● Short problem
From the entries below, count the lines with "JSON". Write only the count.

● Dataset
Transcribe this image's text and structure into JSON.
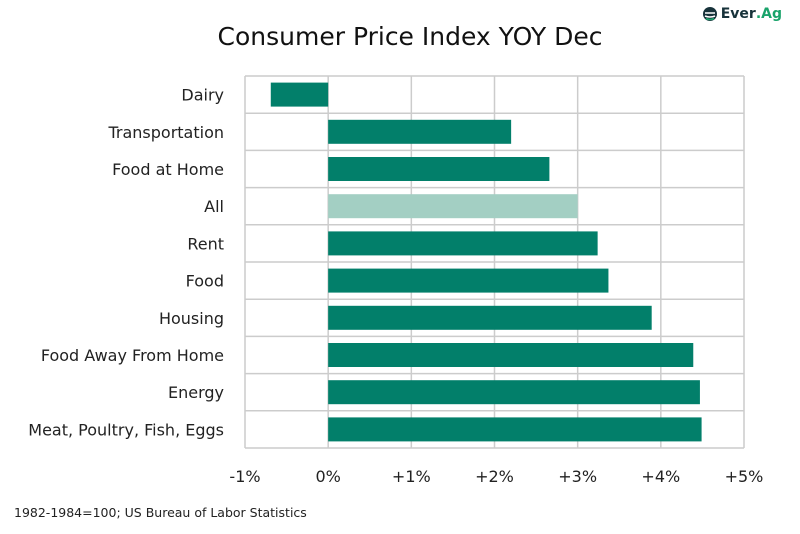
{
  "chart_data": {
    "type": "bar",
    "orientation": "horizontal",
    "title": "Consumer Price Index YOY Dec",
    "categories": [
      "Dairy",
      "Transportation",
      "Food at Home",
      "All",
      "Rent",
      "Food",
      "Housing",
      "Food Away From Home",
      "Energy",
      "Meat, Poultry, Fish, Eggs"
    ],
    "values": [
      -0.69,
      2.2,
      2.66,
      3.0,
      3.24,
      3.37,
      3.89,
      4.39,
      4.47,
      4.49
    ],
    "unit": "%",
    "xlim": [
      -1,
      5
    ],
    "xticks": [
      -1,
      0,
      1,
      2,
      3,
      4,
      5
    ],
    "xtick_labels": [
      "-1%",
      "0%",
      "+1%",
      "+2%",
      "+3%",
      "+4%",
      "+5%"
    ],
    "grid": true,
    "colors": {
      "bar": "#027f6a",
      "highlight": "#a3cfc3",
      "grid": "#cccccc"
    },
    "highlight_category": "All"
  },
  "source": "1982-1984=100; US Bureau of Labor Statistics",
  "logo": {
    "text_main": "Ever",
    "text_accent": ".Ag",
    "icon": "ever-ag-logo-icon"
  }
}
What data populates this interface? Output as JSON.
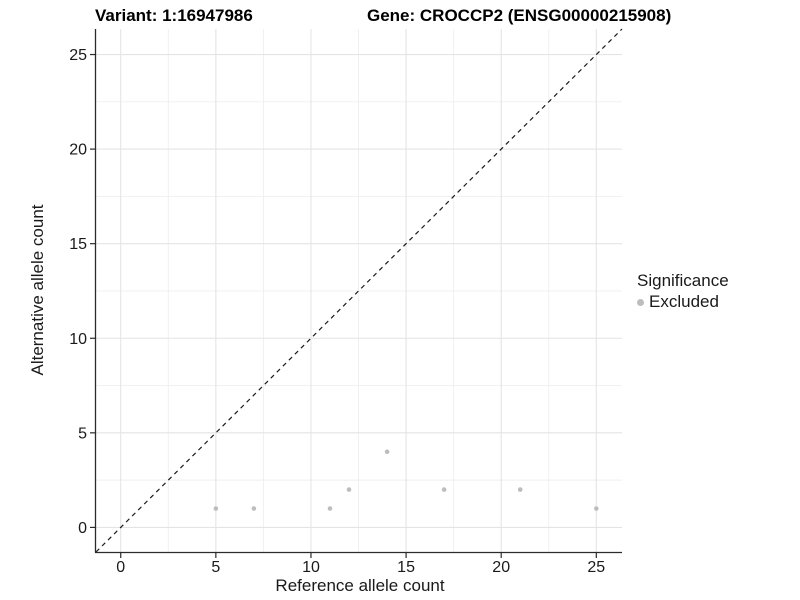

● Completed task
2